PROVIDED RECORDS.
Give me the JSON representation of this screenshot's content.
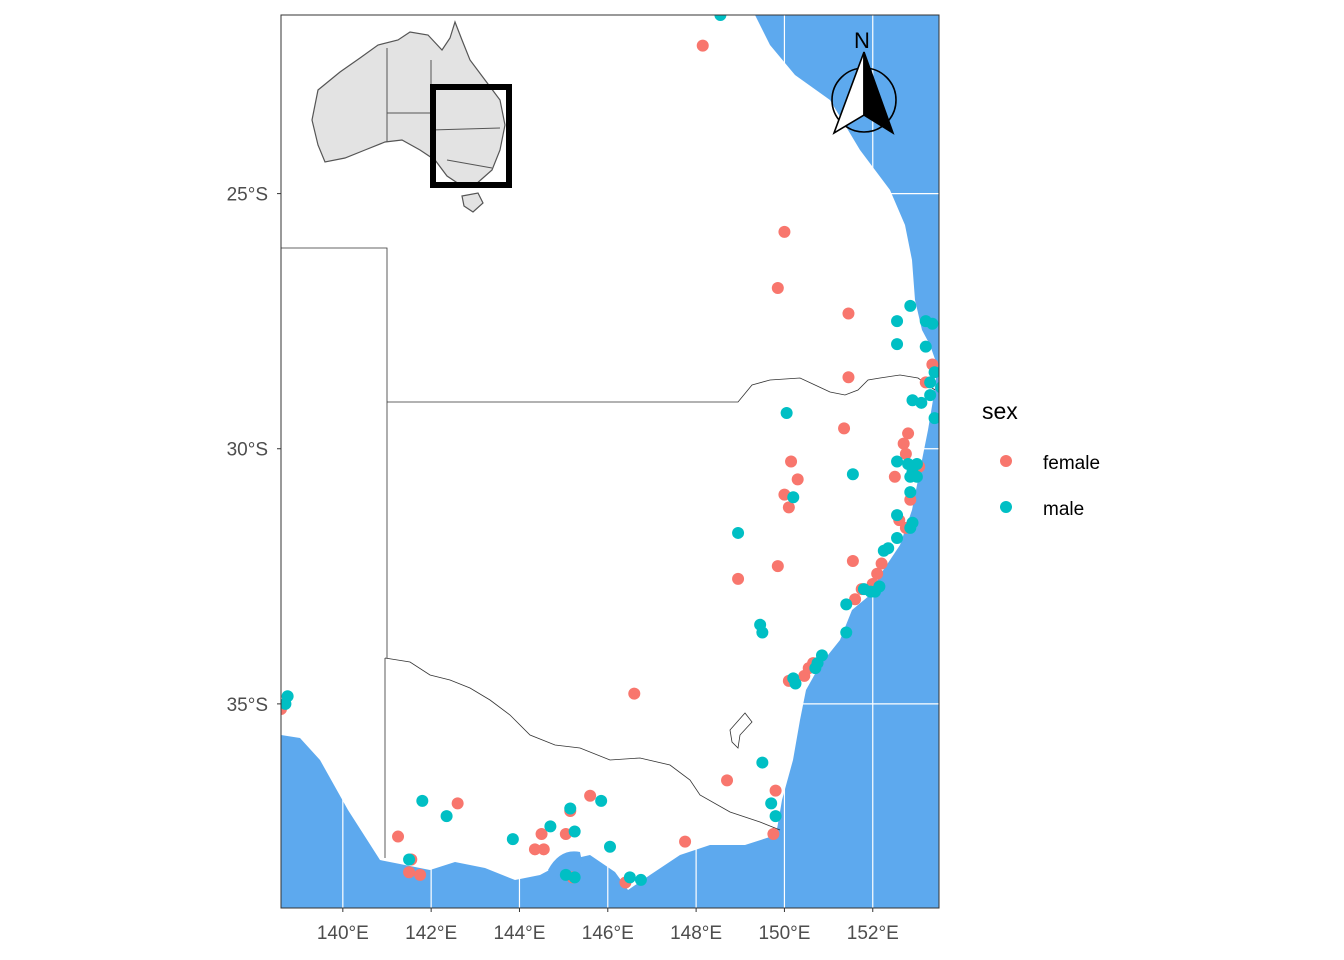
{
  "chart_data": {
    "type": "scatter",
    "projection": "longitude/latitude map of south-eastern Australia",
    "xlim": [
      138.6,
      153.5
    ],
    "ylim": [
      -39.0,
      -21.5
    ],
    "x_ticks": [
      {
        "value": 140,
        "label": "140°E"
      },
      {
        "value": 142,
        "label": "142°E"
      },
      {
        "value": 144,
        "label": "144°E"
      },
      {
        "value": 146,
        "label": "146°E"
      },
      {
        "value": 148,
        "label": "148°E"
      },
      {
        "value": 150,
        "label": "150°E"
      },
      {
        "value": 152,
        "label": "152°E"
      }
    ],
    "y_ticks": [
      {
        "value": -25,
        "label": "25°S"
      },
      {
        "value": -30,
        "label": "30°S"
      },
      {
        "value": -35,
        "label": "35°S"
      }
    ],
    "grid": true,
    "legend": {
      "title": "sex",
      "placement": "right",
      "entries": [
        {
          "label": "female",
          "color": "#F8766D"
        },
        {
          "label": "male",
          "color": "#00BFC4"
        }
      ]
    },
    "inset": "Australia outline with states, black rectangle marking the mapped extent",
    "north_arrow": {
      "label": "N"
    },
    "series": [
      {
        "name": "female",
        "color": "#F8766D",
        "points": [
          [
            148.15,
            -22.1
          ],
          [
            150.0,
            -25.75
          ],
          [
            149.85,
            -26.85
          ],
          [
            151.45,
            -27.35
          ],
          [
            151.45,
            -28.6
          ],
          [
            153.35,
            -28.35
          ],
          [
            153.2,
            -28.7
          ],
          [
            151.35,
            -29.6
          ],
          [
            152.8,
            -29.7
          ],
          [
            152.7,
            -29.9
          ],
          [
            150.15,
            -30.25
          ],
          [
            152.75,
            -30.1
          ],
          [
            150.3,
            -30.6
          ],
          [
            150.0,
            -30.9
          ],
          [
            150.1,
            -31.15
          ],
          [
            152.5,
            -30.55
          ],
          [
            153.05,
            -30.35
          ],
          [
            152.85,
            -31.0
          ],
          [
            152.6,
            -31.4
          ],
          [
            152.75,
            -31.55
          ],
          [
            151.55,
            -32.2
          ],
          [
            152.2,
            -32.25
          ],
          [
            149.85,
            -32.3
          ],
          [
            148.95,
            -32.55
          ],
          [
            152.1,
            -32.45
          ],
          [
            152.0,
            -32.65
          ],
          [
            151.75,
            -32.75
          ],
          [
            151.6,
            -32.95
          ],
          [
            150.1,
            -34.55
          ],
          [
            150.45,
            -34.45
          ],
          [
            150.55,
            -34.3
          ],
          [
            150.65,
            -34.2
          ],
          [
            146.6,
            -34.8
          ],
          [
            148.7,
            -36.5
          ],
          [
            149.8,
            -36.7
          ],
          [
            149.75,
            -37.55
          ],
          [
            141.25,
            -37.6
          ],
          [
            141.55,
            -38.05
          ],
          [
            141.5,
            -38.3
          ],
          [
            141.75,
            -38.35
          ],
          [
            142.6,
            -36.95
          ],
          [
            144.5,
            -37.55
          ],
          [
            144.35,
            -37.85
          ],
          [
            144.55,
            -37.85
          ],
          [
            145.05,
            -37.55
          ],
          [
            145.15,
            -37.1
          ],
          [
            145.6,
            -36.8
          ],
          [
            147.75,
            -37.7
          ],
          [
            146.4,
            -38.5
          ],
          [
            145.2,
            -38.4
          ],
          [
            138.6,
            -35.1
          ]
        ]
      },
      {
        "name": "male",
        "color": "#00BFC4",
        "points": [
          [
            148.55,
            -21.5
          ],
          [
            152.85,
            -27.2
          ],
          [
            152.55,
            -27.5
          ],
          [
            153.2,
            -27.5
          ],
          [
            153.35,
            -27.55
          ],
          [
            152.55,
            -27.95
          ],
          [
            153.2,
            -28.0
          ],
          [
            153.4,
            -28.5
          ],
          [
            153.3,
            -28.7
          ],
          [
            153.55,
            -28.8
          ],
          [
            153.3,
            -28.95
          ],
          [
            153.1,
            -29.1
          ],
          [
            152.9,
            -29.05
          ],
          [
            153.4,
            -29.4
          ],
          [
            150.05,
            -29.3
          ],
          [
            151.55,
            -30.5
          ],
          [
            152.55,
            -30.25
          ],
          [
            152.8,
            -30.3
          ],
          [
            153.0,
            -30.3
          ],
          [
            152.9,
            -30.45
          ],
          [
            152.85,
            -30.55
          ],
          [
            153.0,
            -30.55
          ],
          [
            152.85,
            -30.85
          ],
          [
            150.2,
            -30.95
          ],
          [
            152.55,
            -31.3
          ],
          [
            152.9,
            -31.45
          ],
          [
            152.85,
            -31.55
          ],
          [
            148.95,
            -31.65
          ],
          [
            152.55,
            -31.75
          ],
          [
            152.35,
            -31.95
          ],
          [
            152.25,
            -32.0
          ],
          [
            151.8,
            -32.75
          ],
          [
            151.95,
            -32.8
          ],
          [
            152.05,
            -32.8
          ],
          [
            152.15,
            -32.7
          ],
          [
            151.4,
            -33.05
          ],
          [
            151.4,
            -33.6
          ],
          [
            149.45,
            -33.45
          ],
          [
            149.5,
            -33.6
          ],
          [
            150.2,
            -34.5
          ],
          [
            150.25,
            -34.6
          ],
          [
            150.75,
            -34.2
          ],
          [
            150.85,
            -34.05
          ],
          [
            150.7,
            -34.3
          ],
          [
            138.75,
            -34.85
          ],
          [
            138.7,
            -35.0
          ],
          [
            149.5,
            -36.15
          ],
          [
            149.7,
            -36.95
          ],
          [
            149.8,
            -37.2
          ],
          [
            141.8,
            -36.9
          ],
          [
            142.35,
            -37.2
          ],
          [
            141.5,
            -38.05
          ],
          [
            143.85,
            -37.65
          ],
          [
            144.7,
            -37.4
          ],
          [
            145.15,
            -37.05
          ],
          [
            145.25,
            -37.5
          ],
          [
            145.85,
            -36.9
          ],
          [
            146.05,
            -37.8
          ],
          [
            145.05,
            -38.35
          ],
          [
            145.25,
            -38.4
          ],
          [
            146.5,
            -38.4
          ],
          [
            146.75,
            -38.45
          ]
        ]
      }
    ]
  }
}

REQUIREMENTS. Omit the pictures and give the material again, exactly and in full.

COMPLETE ANSWER.
Give me the JSON representation of this screenshot's content.
{
  "chart_data": {
    "type": "scatter",
    "projection": "longitude/latitude map of south-eastern Australia",
    "xlim": [
      138.6,
      153.5
    ],
    "ylim": [
      -39.0,
      -21.5
    ],
    "x_ticks": [
      {
        "value": 140,
        "label": "140°E"
      },
      {
        "value": 142,
        "label": "142°E"
      },
      {
        "value": 144,
        "label": "144°E"
      },
      {
        "value": 146,
        "label": "146°E"
      },
      {
        "value": 148,
        "label": "148°E"
      },
      {
        "value": 150,
        "label": "150°E"
      },
      {
        "value": 152,
        "label": "152°E"
      }
    ],
    "y_ticks": [
      {
        "value": -25,
        "label": "25°S"
      },
      {
        "value": -30,
        "label": "30°S"
      },
      {
        "value": -35,
        "label": "35°S"
      }
    ],
    "grid": true,
    "legend": {
      "title": "sex",
      "placement": "right",
      "entries": [
        {
          "label": "female",
          "color": "#F8766D"
        },
        {
          "label": "male",
          "color": "#00BFC4"
        }
      ]
    },
    "inset": "Australia outline with states, black rectangle marking the mapped extent",
    "north_arrow": {
      "label": "N"
    },
    "series": [
      {
        "name": "female",
        "color": "#F8766D",
        "points": [
          [
            148.15,
            -22.1
          ],
          [
            150.0,
            -25.75
          ],
          [
            149.85,
            -26.85
          ],
          [
            151.45,
            -27.35
          ],
          [
            151.45,
            -28.6
          ],
          [
            153.35,
            -28.35
          ],
          [
            153.2,
            -28.7
          ],
          [
            151.35,
            -29.6
          ],
          [
            152.8,
            -29.7
          ],
          [
            152.7,
            -29.9
          ],
          [
            150.15,
            -30.25
          ],
          [
            152.75,
            -30.1
          ],
          [
            150.3,
            -30.6
          ],
          [
            150.0,
            -30.9
          ],
          [
            150.1,
            -31.15
          ],
          [
            152.5,
            -30.55
          ],
          [
            153.05,
            -30.35
          ],
          [
            152.85,
            -31.0
          ],
          [
            152.6,
            -31.4
          ],
          [
            152.75,
            -31.55
          ],
          [
            151.55,
            -32.2
          ],
          [
            152.2,
            -32.25
          ],
          [
            149.85,
            -32.3
          ],
          [
            148.95,
            -32.55
          ],
          [
            152.1,
            -32.45
          ],
          [
            152.0,
            -32.65
          ],
          [
            151.75,
            -32.75
          ],
          [
            151.6,
            -32.95
          ],
          [
            150.1,
            -34.55
          ],
          [
            150.45,
            -34.45
          ],
          [
            150.55,
            -34.3
          ],
          [
            150.65,
            -34.2
          ],
          [
            146.6,
            -34.8
          ],
          [
            148.7,
            -36.5
          ],
          [
            149.8,
            -36.7
          ],
          [
            149.75,
            -37.55
          ],
          [
            141.25,
            -37.6
          ],
          [
            141.55,
            -38.05
          ],
          [
            141.5,
            -38.3
          ],
          [
            141.75,
            -38.35
          ],
          [
            142.6,
            -36.95
          ],
          [
            144.5,
            -37.55
          ],
          [
            144.35,
            -37.85
          ],
          [
            144.55,
            -37.85
          ],
          [
            145.05,
            -37.55
          ],
          [
            145.15,
            -37.1
          ],
          [
            145.6,
            -36.8
          ],
          [
            147.75,
            -37.7
          ],
          [
            146.4,
            -38.5
          ],
          [
            145.2,
            -38.4
          ],
          [
            138.6,
            -35.1
          ]
        ]
      },
      {
        "name": "male",
        "color": "#00BFC4",
        "points": [
          [
            148.55,
            -21.5
          ],
          [
            152.85,
            -27.2
          ],
          [
            152.55,
            -27.5
          ],
          [
            153.2,
            -27.5
          ],
          [
            153.35,
            -27.55
          ],
          [
            152.55,
            -27.95
          ],
          [
            153.2,
            -28.0
          ],
          [
            153.4,
            -28.5
          ],
          [
            153.3,
            -28.7
          ],
          [
            153.55,
            -28.8
          ],
          [
            153.3,
            -28.95
          ],
          [
            153.1,
            -29.1
          ],
          [
            152.9,
            -29.05
          ],
          [
            153.4,
            -29.4
          ],
          [
            150.05,
            -29.3
          ],
          [
            151.55,
            -30.5
          ],
          [
            152.55,
            -30.25
          ],
          [
            152.8,
            -30.3
          ],
          [
            153.0,
            -30.3
          ],
          [
            152.9,
            -30.45
          ],
          [
            152.85,
            -30.55
          ],
          [
            153.0,
            -30.55
          ],
          [
            152.85,
            -30.85
          ],
          [
            150.2,
            -30.95
          ],
          [
            152.55,
            -31.3
          ],
          [
            152.9,
            -31.45
          ],
          [
            152.85,
            -31.55
          ],
          [
            148.95,
            -31.65
          ],
          [
            152.55,
            -31.75
          ],
          [
            152.35,
            -31.95
          ],
          [
            152.25,
            -32.0
          ],
          [
            151.8,
            -32.75
          ],
          [
            151.95,
            -32.8
          ],
          [
            152.05,
            -32.8
          ],
          [
            152.15,
            -32.7
          ],
          [
            151.4,
            -33.05
          ],
          [
            151.4,
            -33.6
          ],
          [
            149.45,
            -33.45
          ],
          [
            149.5,
            -33.6
          ],
          [
            150.2,
            -34.5
          ],
          [
            150.25,
            -34.6
          ],
          [
            150.75,
            -34.2
          ],
          [
            150.85,
            -34.05
          ],
          [
            150.7,
            -34.3
          ],
          [
            138.75,
            -34.85
          ],
          [
            138.7,
            -35.0
          ],
          [
            149.5,
            -36.15
          ],
          [
            149.7,
            -36.95
          ],
          [
            149.8,
            -37.2
          ],
          [
            141.8,
            -36.9
          ],
          [
            142.35,
            -37.2
          ],
          [
            141.5,
            -38.05
          ],
          [
            143.85,
            -37.65
          ],
          [
            144.7,
            -37.4
          ],
          [
            145.15,
            -37.05
          ],
          [
            145.25,
            -37.5
          ],
          [
            145.85,
            -36.9
          ],
          [
            146.05,
            -37.8
          ],
          [
            145.05,
            -38.35
          ],
          [
            145.25,
            -38.4
          ],
          [
            146.5,
            -38.4
          ],
          [
            146.75,
            -38.45
          ]
        ]
      }
    ]
  }
}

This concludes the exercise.